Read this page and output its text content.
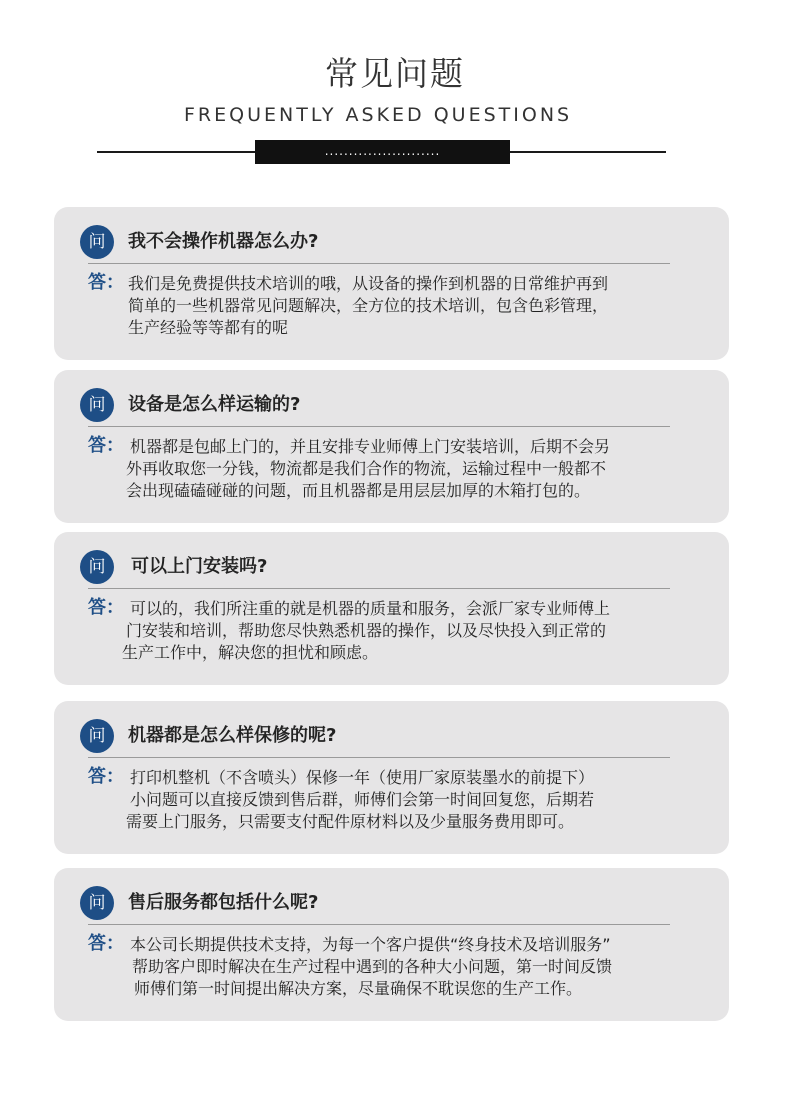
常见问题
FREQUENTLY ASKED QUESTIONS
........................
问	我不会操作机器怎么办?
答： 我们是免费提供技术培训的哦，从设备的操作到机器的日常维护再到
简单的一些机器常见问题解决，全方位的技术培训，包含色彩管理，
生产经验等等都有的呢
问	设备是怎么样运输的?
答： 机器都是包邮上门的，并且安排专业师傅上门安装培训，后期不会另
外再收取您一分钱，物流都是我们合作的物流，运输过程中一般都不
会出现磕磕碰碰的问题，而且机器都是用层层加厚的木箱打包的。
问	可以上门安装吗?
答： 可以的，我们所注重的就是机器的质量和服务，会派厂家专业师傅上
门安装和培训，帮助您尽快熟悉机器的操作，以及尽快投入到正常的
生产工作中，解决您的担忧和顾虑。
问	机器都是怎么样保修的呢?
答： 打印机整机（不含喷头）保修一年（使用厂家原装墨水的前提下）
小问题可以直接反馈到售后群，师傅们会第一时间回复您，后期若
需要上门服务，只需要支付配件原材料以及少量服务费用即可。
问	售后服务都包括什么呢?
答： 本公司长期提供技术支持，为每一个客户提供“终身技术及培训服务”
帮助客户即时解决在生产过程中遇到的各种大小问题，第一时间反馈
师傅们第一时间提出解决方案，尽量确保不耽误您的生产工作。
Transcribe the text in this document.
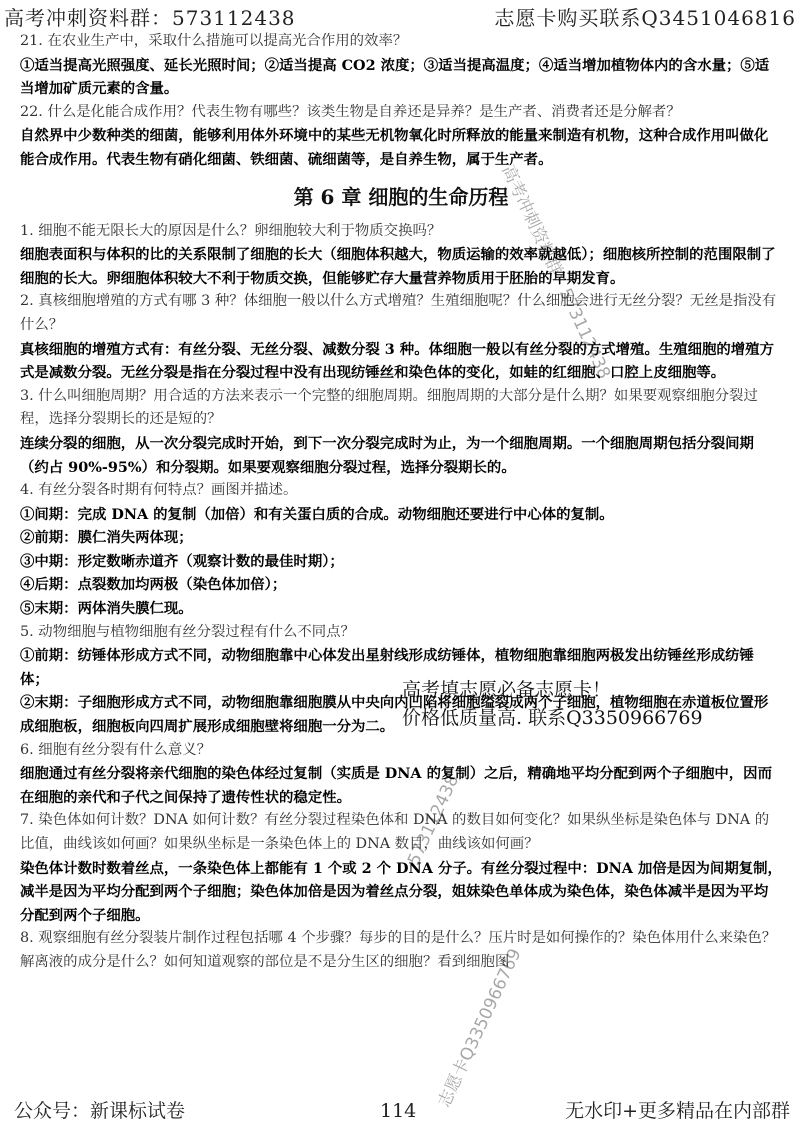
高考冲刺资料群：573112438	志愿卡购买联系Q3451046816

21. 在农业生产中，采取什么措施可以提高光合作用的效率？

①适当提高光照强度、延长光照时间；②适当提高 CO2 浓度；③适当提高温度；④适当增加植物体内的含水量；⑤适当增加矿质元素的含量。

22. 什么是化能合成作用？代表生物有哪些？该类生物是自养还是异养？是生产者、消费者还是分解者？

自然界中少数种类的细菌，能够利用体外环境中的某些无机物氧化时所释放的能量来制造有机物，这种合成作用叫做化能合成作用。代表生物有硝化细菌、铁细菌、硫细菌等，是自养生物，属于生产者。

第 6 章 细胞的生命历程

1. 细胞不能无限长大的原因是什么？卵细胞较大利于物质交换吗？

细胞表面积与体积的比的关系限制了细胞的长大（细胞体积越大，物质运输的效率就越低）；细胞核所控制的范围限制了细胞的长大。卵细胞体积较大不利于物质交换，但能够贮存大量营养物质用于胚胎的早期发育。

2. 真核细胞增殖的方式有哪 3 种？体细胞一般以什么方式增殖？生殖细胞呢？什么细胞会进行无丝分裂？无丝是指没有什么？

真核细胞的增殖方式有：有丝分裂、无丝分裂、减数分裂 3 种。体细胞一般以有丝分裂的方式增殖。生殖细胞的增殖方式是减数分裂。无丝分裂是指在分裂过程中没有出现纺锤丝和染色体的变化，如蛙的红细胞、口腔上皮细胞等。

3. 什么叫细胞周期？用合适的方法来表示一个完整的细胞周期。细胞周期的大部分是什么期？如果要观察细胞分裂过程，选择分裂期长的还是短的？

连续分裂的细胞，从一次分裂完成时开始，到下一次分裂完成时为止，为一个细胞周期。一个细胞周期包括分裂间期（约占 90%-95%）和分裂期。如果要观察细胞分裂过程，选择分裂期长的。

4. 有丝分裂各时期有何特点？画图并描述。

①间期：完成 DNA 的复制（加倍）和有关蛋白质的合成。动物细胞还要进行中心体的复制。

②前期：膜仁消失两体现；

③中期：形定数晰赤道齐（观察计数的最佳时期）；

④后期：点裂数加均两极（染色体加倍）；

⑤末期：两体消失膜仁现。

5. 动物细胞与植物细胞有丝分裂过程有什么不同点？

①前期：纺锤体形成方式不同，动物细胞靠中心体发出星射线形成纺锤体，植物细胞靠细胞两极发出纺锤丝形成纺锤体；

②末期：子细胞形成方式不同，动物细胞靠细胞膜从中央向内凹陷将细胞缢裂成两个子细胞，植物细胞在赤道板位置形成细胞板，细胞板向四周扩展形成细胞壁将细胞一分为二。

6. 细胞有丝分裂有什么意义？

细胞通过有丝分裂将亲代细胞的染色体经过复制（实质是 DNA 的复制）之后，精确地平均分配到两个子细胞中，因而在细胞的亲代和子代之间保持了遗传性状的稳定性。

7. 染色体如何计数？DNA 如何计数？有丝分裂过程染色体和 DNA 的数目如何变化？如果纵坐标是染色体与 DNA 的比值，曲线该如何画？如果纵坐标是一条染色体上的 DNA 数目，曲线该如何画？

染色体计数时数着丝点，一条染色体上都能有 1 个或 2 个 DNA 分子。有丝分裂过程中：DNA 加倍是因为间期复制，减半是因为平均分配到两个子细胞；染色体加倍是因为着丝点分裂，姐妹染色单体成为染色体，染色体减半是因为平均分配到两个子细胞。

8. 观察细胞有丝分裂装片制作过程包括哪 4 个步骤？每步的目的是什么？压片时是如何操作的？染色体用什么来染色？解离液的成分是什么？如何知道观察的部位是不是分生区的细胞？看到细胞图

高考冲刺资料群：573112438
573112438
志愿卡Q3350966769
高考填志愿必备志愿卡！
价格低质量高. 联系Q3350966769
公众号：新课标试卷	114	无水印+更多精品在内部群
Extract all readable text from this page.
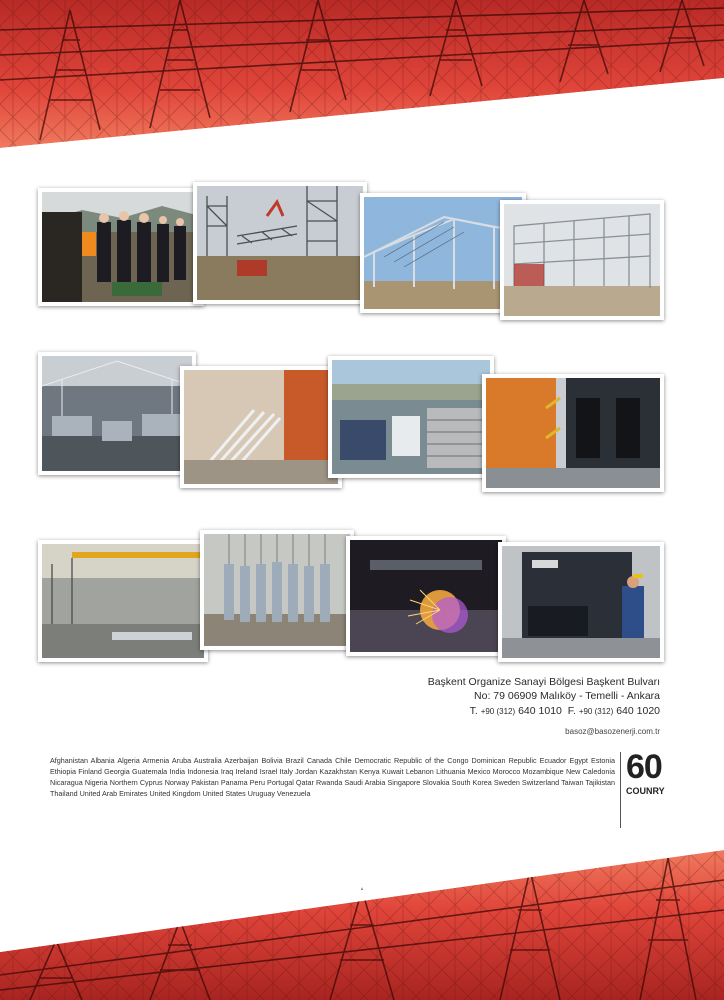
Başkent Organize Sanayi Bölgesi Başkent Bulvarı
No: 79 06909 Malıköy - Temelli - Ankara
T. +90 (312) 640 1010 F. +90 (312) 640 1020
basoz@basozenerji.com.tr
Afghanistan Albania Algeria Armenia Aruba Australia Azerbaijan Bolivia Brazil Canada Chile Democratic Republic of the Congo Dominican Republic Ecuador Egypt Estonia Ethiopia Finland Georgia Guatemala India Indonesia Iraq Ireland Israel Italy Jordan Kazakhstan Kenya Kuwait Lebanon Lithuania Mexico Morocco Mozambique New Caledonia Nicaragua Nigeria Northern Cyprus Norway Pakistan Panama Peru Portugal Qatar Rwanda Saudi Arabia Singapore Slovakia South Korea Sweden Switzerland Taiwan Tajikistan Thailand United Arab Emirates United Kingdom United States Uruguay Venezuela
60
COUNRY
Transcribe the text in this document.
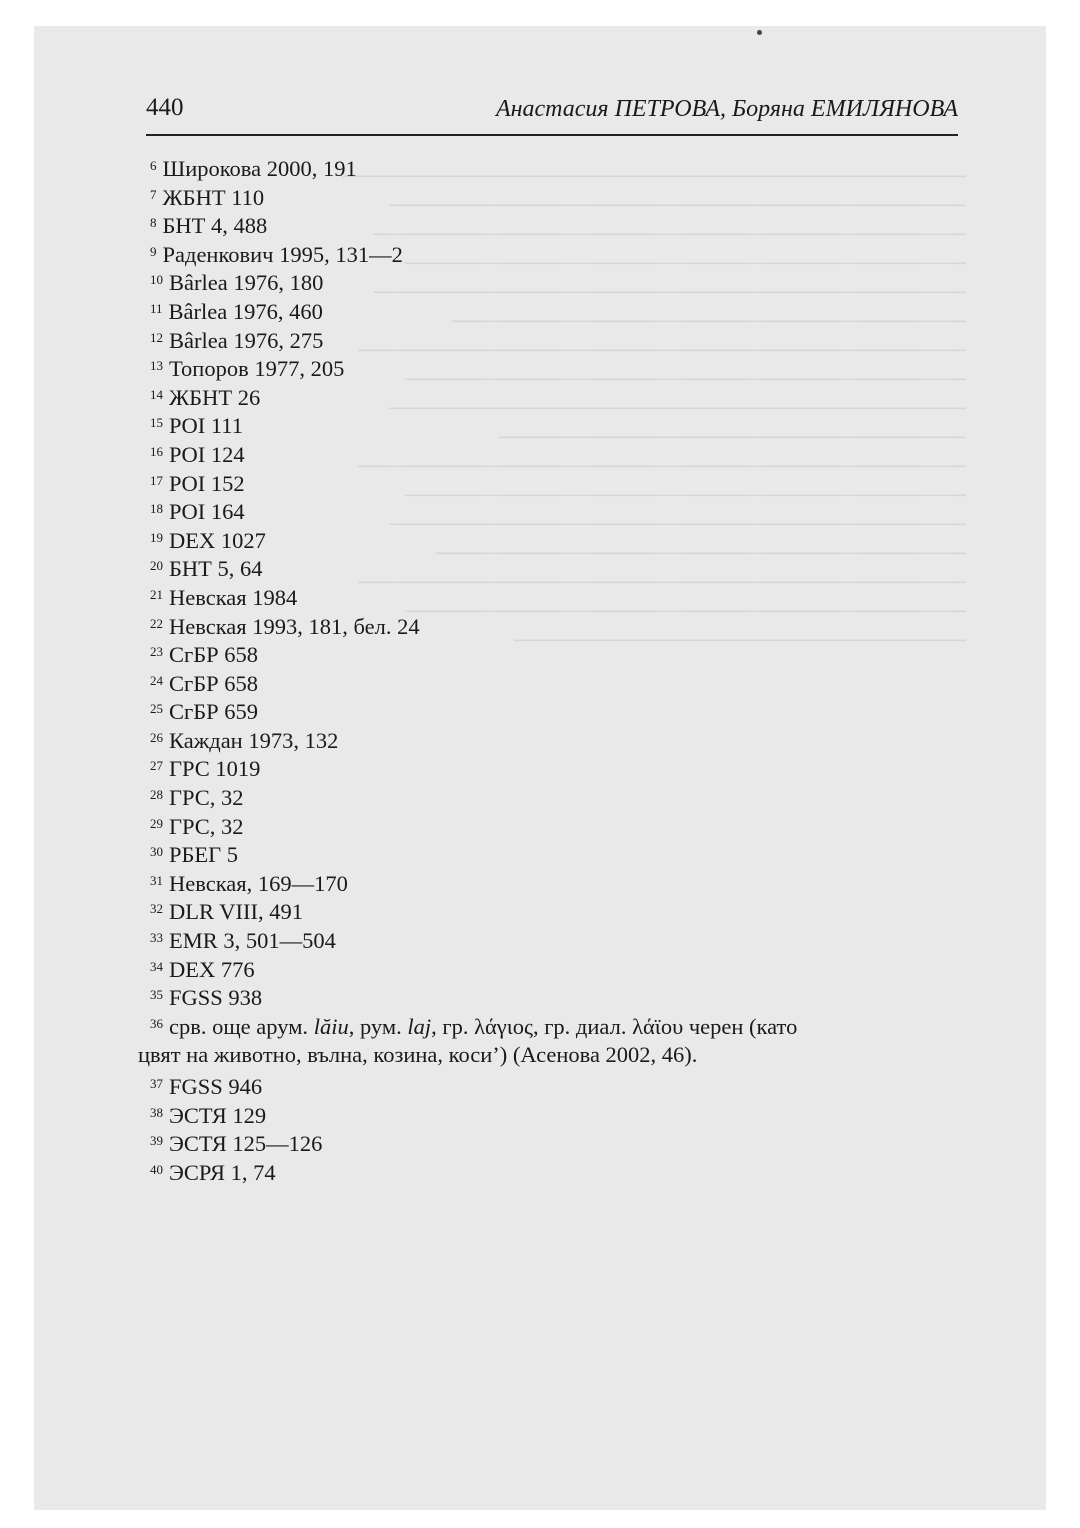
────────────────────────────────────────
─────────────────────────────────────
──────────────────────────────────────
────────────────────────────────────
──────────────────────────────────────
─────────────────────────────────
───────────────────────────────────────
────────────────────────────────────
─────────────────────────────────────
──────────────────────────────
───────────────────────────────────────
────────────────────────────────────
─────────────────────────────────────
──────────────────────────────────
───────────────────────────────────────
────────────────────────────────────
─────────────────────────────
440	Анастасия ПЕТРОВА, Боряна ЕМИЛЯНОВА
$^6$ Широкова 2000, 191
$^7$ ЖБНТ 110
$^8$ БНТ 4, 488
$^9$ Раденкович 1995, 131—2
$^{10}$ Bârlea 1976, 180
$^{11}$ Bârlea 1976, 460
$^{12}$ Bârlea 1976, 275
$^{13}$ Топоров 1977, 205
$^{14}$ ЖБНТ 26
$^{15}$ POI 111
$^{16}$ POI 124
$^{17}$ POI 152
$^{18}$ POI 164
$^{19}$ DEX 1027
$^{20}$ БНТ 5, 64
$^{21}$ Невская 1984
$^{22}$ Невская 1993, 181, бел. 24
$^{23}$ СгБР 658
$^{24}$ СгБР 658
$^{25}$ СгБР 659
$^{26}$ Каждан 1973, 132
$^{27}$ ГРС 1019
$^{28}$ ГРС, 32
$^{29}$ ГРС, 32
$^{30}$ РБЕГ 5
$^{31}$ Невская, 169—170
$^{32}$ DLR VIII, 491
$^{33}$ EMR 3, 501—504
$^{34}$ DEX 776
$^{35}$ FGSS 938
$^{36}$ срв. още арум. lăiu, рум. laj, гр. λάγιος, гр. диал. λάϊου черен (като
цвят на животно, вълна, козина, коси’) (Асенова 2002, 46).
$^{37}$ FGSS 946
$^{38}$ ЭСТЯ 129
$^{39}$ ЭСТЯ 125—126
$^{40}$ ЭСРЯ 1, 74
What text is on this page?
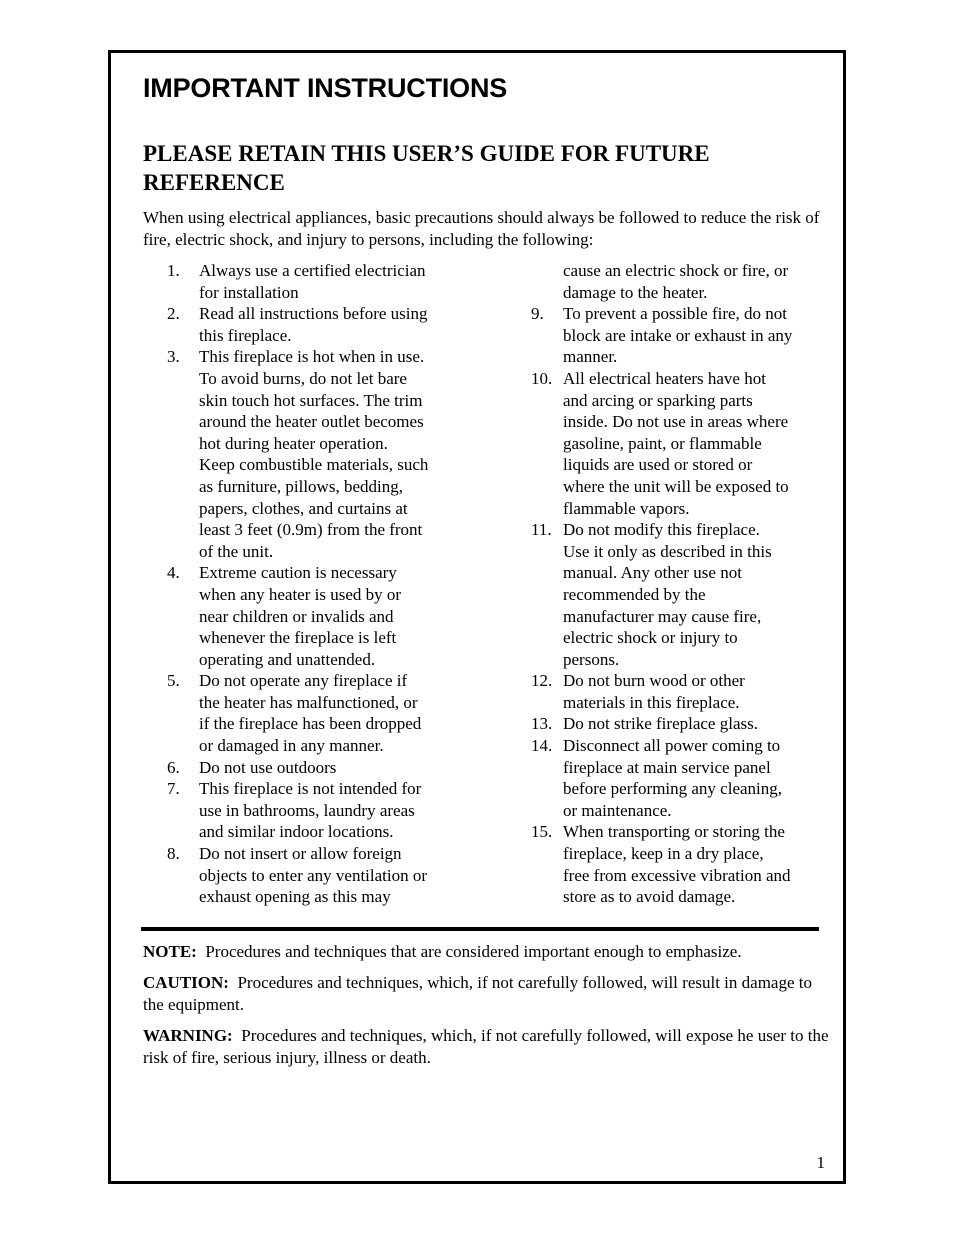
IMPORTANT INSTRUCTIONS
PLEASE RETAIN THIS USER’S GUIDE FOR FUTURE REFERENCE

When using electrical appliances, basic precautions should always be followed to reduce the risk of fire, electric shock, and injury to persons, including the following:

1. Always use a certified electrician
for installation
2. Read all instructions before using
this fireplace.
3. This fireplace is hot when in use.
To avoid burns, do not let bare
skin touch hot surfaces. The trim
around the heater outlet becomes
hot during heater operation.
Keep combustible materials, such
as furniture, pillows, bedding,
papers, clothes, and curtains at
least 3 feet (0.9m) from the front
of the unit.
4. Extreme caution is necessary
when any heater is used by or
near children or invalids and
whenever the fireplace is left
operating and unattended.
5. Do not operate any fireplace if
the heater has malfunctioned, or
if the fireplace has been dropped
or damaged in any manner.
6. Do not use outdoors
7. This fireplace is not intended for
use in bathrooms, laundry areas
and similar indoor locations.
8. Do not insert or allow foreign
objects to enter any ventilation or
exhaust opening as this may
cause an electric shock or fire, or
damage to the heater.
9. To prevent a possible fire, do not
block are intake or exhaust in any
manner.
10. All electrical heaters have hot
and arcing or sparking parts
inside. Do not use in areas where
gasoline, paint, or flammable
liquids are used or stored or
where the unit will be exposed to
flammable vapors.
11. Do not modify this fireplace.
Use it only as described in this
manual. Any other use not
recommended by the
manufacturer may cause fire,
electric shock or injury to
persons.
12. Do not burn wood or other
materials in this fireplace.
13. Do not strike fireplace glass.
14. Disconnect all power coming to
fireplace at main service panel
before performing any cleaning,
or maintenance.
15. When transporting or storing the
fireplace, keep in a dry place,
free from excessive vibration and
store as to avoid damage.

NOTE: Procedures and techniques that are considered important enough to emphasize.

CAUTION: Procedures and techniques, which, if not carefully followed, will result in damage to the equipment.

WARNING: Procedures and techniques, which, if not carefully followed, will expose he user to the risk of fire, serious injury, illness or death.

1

TASK BRIEF:
Each line in the data that holds the string "cause" should be found and copied.

CORRECT RESPONSE:
cause an electric shock or fire, or
manufacturer may cause fire,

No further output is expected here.